#### Direction:
Copy the records below from the first line through the line that has "heart-icon (431, 691, 461, 719)", putting "comment-icon" in place of "reply-icon" and leaving everything else as it is.

Layout records
:::

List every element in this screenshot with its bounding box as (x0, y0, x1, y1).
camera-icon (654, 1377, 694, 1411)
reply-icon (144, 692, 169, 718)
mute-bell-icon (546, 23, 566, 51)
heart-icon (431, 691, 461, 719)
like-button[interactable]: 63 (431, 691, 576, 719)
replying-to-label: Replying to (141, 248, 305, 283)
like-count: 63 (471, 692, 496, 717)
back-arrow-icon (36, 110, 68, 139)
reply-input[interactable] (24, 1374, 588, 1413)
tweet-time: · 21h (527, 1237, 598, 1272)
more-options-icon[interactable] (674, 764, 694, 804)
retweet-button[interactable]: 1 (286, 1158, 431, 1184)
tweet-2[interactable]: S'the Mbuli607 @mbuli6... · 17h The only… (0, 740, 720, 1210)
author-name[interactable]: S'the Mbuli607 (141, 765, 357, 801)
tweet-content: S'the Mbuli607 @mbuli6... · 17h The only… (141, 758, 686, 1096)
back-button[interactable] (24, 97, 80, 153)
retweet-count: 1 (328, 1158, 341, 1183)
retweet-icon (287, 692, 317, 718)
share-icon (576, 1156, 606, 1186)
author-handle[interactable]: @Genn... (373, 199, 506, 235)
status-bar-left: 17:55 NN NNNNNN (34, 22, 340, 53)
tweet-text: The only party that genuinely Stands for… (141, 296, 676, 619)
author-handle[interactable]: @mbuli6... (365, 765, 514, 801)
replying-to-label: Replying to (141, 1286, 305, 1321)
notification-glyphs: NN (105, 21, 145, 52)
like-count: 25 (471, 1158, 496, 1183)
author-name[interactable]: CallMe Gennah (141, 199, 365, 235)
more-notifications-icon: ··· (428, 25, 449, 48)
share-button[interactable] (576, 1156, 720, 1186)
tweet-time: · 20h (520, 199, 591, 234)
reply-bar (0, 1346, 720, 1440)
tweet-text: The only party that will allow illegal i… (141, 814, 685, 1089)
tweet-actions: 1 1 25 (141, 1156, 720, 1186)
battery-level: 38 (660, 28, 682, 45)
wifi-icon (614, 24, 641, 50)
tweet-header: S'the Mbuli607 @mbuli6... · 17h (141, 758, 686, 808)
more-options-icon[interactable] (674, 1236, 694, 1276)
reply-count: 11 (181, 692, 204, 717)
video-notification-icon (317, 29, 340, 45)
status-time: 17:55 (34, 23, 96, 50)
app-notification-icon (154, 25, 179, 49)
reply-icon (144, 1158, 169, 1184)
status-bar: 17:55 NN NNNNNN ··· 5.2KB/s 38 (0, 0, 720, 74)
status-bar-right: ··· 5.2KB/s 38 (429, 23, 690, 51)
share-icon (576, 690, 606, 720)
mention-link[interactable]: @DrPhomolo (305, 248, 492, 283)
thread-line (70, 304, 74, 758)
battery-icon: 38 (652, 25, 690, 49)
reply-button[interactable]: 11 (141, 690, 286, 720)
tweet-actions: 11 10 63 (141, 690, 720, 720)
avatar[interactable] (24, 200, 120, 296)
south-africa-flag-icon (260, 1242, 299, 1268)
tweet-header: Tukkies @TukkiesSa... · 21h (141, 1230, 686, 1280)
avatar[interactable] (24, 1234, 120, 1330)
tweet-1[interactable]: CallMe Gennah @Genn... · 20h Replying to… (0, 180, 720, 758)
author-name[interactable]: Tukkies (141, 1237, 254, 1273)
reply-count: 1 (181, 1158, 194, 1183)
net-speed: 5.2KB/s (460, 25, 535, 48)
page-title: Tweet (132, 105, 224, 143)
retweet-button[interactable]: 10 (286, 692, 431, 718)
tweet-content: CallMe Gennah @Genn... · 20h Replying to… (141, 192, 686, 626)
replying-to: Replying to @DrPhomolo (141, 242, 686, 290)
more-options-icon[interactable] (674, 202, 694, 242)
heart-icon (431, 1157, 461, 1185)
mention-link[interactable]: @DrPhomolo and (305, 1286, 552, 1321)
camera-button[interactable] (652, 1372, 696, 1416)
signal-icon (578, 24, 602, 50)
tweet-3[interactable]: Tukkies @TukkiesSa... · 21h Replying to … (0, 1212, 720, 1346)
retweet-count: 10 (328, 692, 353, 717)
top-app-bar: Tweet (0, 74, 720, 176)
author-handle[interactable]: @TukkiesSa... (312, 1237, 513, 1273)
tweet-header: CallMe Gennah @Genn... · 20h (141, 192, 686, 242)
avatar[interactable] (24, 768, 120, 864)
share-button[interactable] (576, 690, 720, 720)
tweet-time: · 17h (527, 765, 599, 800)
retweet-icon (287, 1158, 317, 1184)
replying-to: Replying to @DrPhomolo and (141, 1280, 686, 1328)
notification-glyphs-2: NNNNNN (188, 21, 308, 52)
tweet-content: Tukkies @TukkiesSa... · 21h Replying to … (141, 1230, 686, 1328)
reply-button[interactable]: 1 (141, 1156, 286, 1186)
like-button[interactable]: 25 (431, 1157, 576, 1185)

:::

#### Result of the task:
List every element in this screenshot with its bounding box as (x0, y0, x1, y1).
camera-icon (654, 1377, 694, 1411)
comment-icon (144, 692, 169, 718)
mute-bell-icon (546, 23, 566, 51)
heart-icon (431, 691, 461, 719)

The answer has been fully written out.